Exercise brief: Leave out the pictures and repeat the rest of the material exactly.

(Items from a data source)
◆ ◆ ◆ ◆ ◆ ◆ ◆
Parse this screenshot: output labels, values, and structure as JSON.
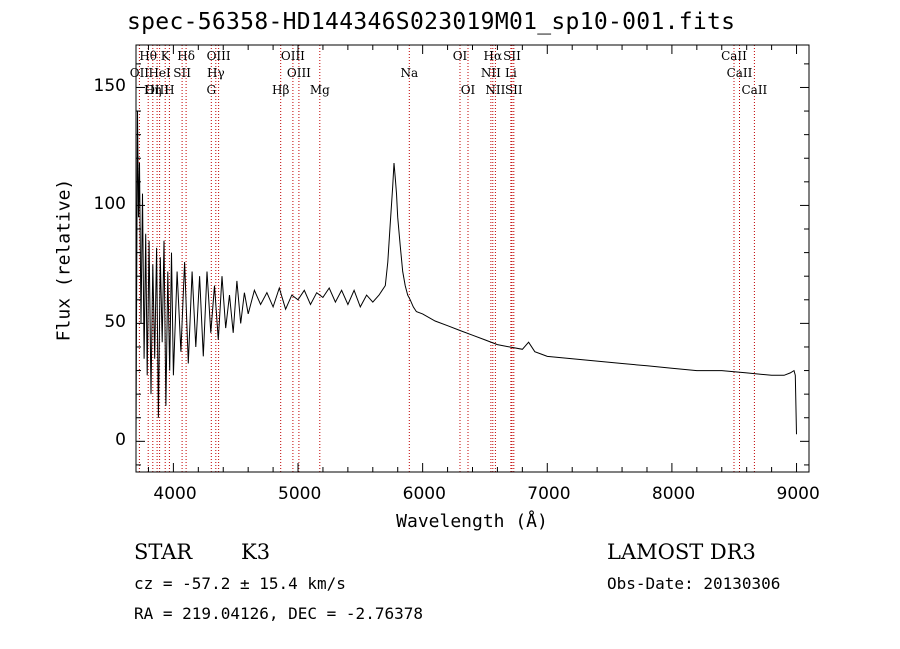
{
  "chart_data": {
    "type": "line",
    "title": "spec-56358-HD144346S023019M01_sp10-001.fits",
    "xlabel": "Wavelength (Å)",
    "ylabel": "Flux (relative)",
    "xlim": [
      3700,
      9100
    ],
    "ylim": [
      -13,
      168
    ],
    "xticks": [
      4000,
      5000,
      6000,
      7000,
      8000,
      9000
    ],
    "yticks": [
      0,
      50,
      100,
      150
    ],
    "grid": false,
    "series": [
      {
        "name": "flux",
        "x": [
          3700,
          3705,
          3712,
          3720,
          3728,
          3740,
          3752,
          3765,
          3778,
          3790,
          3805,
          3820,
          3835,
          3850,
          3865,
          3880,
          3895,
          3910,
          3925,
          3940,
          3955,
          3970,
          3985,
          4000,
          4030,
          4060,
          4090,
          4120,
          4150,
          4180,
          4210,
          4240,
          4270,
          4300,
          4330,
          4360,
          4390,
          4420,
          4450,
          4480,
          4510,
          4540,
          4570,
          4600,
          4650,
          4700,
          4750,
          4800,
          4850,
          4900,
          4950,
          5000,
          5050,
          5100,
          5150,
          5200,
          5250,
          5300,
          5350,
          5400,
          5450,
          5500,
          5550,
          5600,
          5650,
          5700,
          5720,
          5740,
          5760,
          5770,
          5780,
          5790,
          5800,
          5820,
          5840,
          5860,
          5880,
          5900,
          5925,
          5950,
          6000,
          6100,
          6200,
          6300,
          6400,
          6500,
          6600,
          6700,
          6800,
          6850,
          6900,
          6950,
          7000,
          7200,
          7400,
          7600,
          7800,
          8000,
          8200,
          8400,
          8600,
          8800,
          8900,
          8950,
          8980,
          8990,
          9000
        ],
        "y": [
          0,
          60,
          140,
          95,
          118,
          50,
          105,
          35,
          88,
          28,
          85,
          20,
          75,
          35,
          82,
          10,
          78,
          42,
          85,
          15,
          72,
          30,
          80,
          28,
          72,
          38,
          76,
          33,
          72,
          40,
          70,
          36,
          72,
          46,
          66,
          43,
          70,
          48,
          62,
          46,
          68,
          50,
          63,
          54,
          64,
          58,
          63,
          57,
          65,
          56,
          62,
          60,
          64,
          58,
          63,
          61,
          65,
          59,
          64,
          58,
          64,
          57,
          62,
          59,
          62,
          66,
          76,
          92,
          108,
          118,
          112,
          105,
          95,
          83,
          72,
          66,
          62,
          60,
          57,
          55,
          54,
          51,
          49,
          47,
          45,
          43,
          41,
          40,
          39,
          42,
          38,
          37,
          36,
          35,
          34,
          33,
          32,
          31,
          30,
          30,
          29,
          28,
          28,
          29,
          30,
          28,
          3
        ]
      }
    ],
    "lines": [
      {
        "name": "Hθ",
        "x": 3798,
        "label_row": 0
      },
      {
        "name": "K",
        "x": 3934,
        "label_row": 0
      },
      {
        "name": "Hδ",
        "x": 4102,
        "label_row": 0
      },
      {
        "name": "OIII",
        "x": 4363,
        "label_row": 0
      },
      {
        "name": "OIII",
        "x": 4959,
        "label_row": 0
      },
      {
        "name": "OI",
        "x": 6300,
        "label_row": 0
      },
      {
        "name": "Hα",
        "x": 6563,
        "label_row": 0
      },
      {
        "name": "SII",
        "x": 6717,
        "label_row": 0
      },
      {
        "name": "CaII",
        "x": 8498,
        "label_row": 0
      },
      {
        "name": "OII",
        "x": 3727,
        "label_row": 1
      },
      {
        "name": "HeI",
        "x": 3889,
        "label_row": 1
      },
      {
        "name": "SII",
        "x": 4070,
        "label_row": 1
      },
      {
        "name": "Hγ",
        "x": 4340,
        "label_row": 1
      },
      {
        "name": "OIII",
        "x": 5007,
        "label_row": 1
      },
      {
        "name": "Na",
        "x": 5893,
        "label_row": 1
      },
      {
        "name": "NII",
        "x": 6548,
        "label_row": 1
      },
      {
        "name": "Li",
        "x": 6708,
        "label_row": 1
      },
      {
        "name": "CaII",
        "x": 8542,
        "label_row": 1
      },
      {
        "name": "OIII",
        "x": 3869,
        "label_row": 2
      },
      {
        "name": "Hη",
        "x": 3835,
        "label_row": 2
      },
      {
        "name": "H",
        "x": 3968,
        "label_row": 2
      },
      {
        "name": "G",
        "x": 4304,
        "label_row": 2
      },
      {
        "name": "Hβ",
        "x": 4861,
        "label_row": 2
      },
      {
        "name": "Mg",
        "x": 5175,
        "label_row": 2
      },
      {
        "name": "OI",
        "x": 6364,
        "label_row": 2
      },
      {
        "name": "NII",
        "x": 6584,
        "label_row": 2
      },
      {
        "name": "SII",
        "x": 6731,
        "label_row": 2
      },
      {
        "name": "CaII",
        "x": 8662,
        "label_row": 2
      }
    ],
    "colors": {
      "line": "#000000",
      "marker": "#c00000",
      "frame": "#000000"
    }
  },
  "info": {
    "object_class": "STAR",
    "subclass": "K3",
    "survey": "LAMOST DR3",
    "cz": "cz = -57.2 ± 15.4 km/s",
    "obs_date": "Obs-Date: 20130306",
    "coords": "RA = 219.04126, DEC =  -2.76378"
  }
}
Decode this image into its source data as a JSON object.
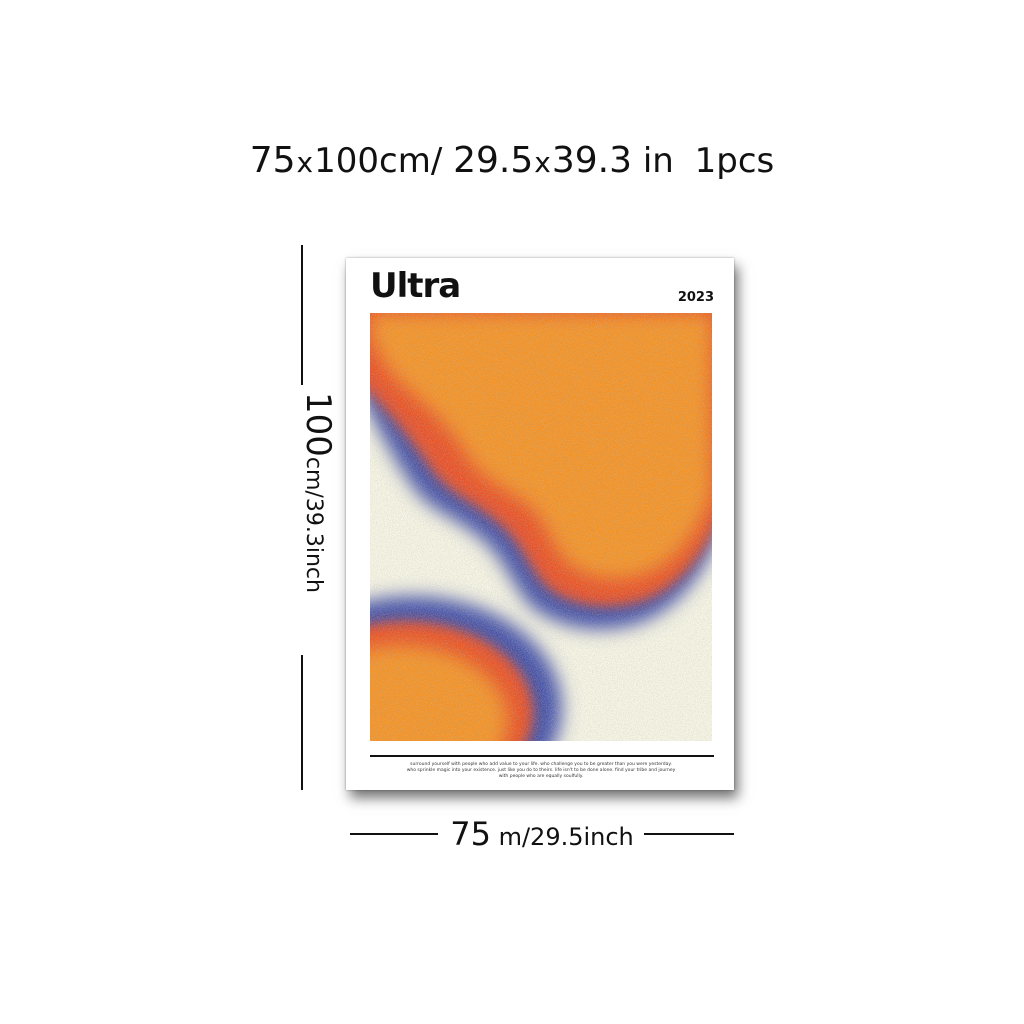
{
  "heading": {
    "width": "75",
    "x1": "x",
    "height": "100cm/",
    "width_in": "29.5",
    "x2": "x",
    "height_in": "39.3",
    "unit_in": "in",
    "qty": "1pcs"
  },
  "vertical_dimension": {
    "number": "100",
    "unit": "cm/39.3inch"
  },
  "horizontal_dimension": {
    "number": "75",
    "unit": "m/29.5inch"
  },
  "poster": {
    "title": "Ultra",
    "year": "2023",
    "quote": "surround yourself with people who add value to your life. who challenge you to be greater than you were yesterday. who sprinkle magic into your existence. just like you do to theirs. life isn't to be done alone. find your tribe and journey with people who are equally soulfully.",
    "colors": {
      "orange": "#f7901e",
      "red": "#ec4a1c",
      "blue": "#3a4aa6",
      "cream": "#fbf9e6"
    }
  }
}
◆ ◆ ◆ ◆ ◆ ◆ ◆
Task answer:
Parse this screenshot: output labels, values, and structure as JSON.
{
  "chart_data": {
    "type": "line",
    "title": "spec-56358-HD144346S023019M01_sp10-001.fits",
    "xlabel": "Wavelength (Å)",
    "ylabel": "Flux (relative)",
    "xlim": [
      3700,
      9100
    ],
    "ylim": [
      -13,
      168
    ],
    "xticks": [
      4000,
      5000,
      6000,
      7000,
      8000,
      9000
    ],
    "yticks": [
      0,
      50,
      100,
      150
    ],
    "grid": false,
    "series": [
      {
        "name": "flux",
        "x": [
          3700,
          3705,
          3712,
          3720,
          3728,
          3740,
          3752,
          3765,
          3778,
          3790,
          3805,
          3820,
          3835,
          3850,
          3865,
          3880,
          3895,
          3910,
          3925,
          3940,
          3955,
          3970,
          3985,
          4000,
          4030,
          4060,
          4090,
          4120,
          4150,
          4180,
          4210,
          4240,
          4270,
          4300,
          4330,
          4360,
          4390,
          4420,
          4450,
          4480,
          4510,
          4540,
          4570,
          4600,
          4650,
          4700,
          4750,
          4800,
          4850,
          4900,
          4950,
          5000,
          5050,
          5100,
          5150,
          5200,
          5250,
          5300,
          5350,
          5400,
          5450,
          5500,
          5550,
          5600,
          5650,
          5700,
          5720,
          5740,
          5760,
          5770,
          5780,
          5790,
          5800,
          5820,
          5840,
          5860,
          5880,
          5900,
          5925,
          5950,
          6000,
          6100,
          6200,
          6300,
          6400,
          6500,
          6600,
          6700,
          6800,
          6850,
          6900,
          6950,
          7000,
          7200,
          7400,
          7600,
          7800,
          8000,
          8200,
          8400,
          8600,
          8800,
          8900,
          8950,
          8980,
          8990,
          9000
        ],
        "y": [
          0,
          60,
          140,
          95,
          118,
          50,
          105,
          35,
          88,
          28,
          85,
          20,
          75,
          35,
          82,
          10,
          78,
          42,
          85,
          15,
          72,
          30,
          80,
          28,
          72,
          38,
          76,
          33,
          72,
          40,
          70,
          36,
          72,
          46,
          66,
          43,
          70,
          48,
          62,
          46,
          68,
          50,
          63,
          54,
          64,
          58,
          63,
          57,
          65,
          56,
          62,
          60,
          64,
          58,
          63,
          61,
          65,
          59,
          64,
          58,
          64,
          57,
          62,
          59,
          62,
          66,
          76,
          92,
          108,
          118,
          112,
          105,
          95,
          83,
          72,
          66,
          62,
          60,
          57,
          55,
          54,
          51,
          49,
          47,
          45,
          43,
          41,
          40,
          39,
          42,
          38,
          37,
          36,
          35,
          34,
          33,
          32,
          31,
          30,
          30,
          29,
          28,
          28,
          29,
          30,
          28,
          3
        ]
      }
    ],
    "lines": [
      {
        "name": "Hθ",
        "x": 3798,
        "label_row": 0
      },
      {
        "name": "K",
        "x": 3934,
        "label_row": 0
      },
      {
        "name": "Hδ",
        "x": 4102,
        "label_row": 0
      },
      {
        "name": "OIII",
        "x": 4363,
        "label_row": 0
      },
      {
        "name": "OIII",
        "x": 4959,
        "label_row": 0
      },
      {
        "name": "OI",
        "x": 6300,
        "label_row": 0
      },
      {
        "name": "Hα",
        "x": 6563,
        "label_row": 0
      },
      {
        "name": "SII",
        "x": 6717,
        "label_row": 0
      },
      {
        "name": "CaII",
        "x": 8498,
        "label_row": 0
      },
      {
        "name": "OII",
        "x": 3727,
        "label_row": 1
      },
      {
        "name": "HeI",
        "x": 3889,
        "label_row": 1
      },
      {
        "name": "SII",
        "x": 4070,
        "label_row": 1
      },
      {
        "name": "Hγ",
        "x": 4340,
        "label_row": 1
      },
      {
        "name": "OIII",
        "x": 5007,
        "label_row": 1
      },
      {
        "name": "Na",
        "x": 5893,
        "label_row": 1
      },
      {
        "name": "NII",
        "x": 6548,
        "label_row": 1
      },
      {
        "name": "Li",
        "x": 6708,
        "label_row": 1
      },
      {
        "name": "CaII",
        "x": 8542,
        "label_row": 1
      },
      {
        "name": "OIII",
        "x": 3869,
        "label_row": 2
      },
      {
        "name": "Hη",
        "x": 3835,
        "label_row": 2
      },
      {
        "name": "H",
        "x": 3968,
        "label_row": 2
      },
      {
        "name": "G",
        "x": 4304,
        "label_row": 2
      },
      {
        "name": "Hβ",
        "x": 4861,
        "label_row": 2
      },
      {
        "name": "Mg",
        "x": 5175,
        "label_row": 2
      },
      {
        "name": "OI",
        "x": 6364,
        "label_row": 2
      },
      {
        "name": "NII",
        "x": 6584,
        "label_row": 2
      },
      {
        "name": "SII",
        "x": 6731,
        "label_row": 2
      },
      {
        "name": "CaII",
        "x": 8662,
        "label_row": 2
      }
    ],
    "colors": {
      "line": "#000000",
      "marker": "#c00000",
      "frame": "#000000"
    }
  },
  "info": {
    "object_class": "STAR",
    "subclass": "K3",
    "survey": "LAMOST DR3",
    "cz": "cz = -57.2 ± 15.4 km/s",
    "obs_date": "Obs-Date: 20130306",
    "coords": "RA = 219.04126, DEC =  -2.76378"
  }
}
Decode this image into its source data as a JSON object.
{
  "heading": {
    "width": "75",
    "x1": "x",
    "height": "100cm/",
    "width_in": "29.5",
    "x2": "x",
    "height_in": "39.3",
    "unit_in": "in",
    "qty": "1pcs"
  },
  "vertical_dimension": {
    "number": "100",
    "unit": "cm/39.3inch"
  },
  "horizontal_dimension": {
    "number": "75",
    "unit": "m/29.5inch"
  },
  "poster": {
    "title": "Ultra",
    "year": "2023",
    "quote": "surround yourself with people who add value to your life. who challenge you to be greater than you were yesterday. who sprinkle magic into your existence. just like you do to theirs. life isn't to be done alone. find your tribe and journey with people who are equally soulfully.",
    "colors": {
      "orange": "#f7901e",
      "red": "#ec4a1c",
      "blue": "#3a4aa6",
      "cream": "#fbf9e6"
    }
  }
}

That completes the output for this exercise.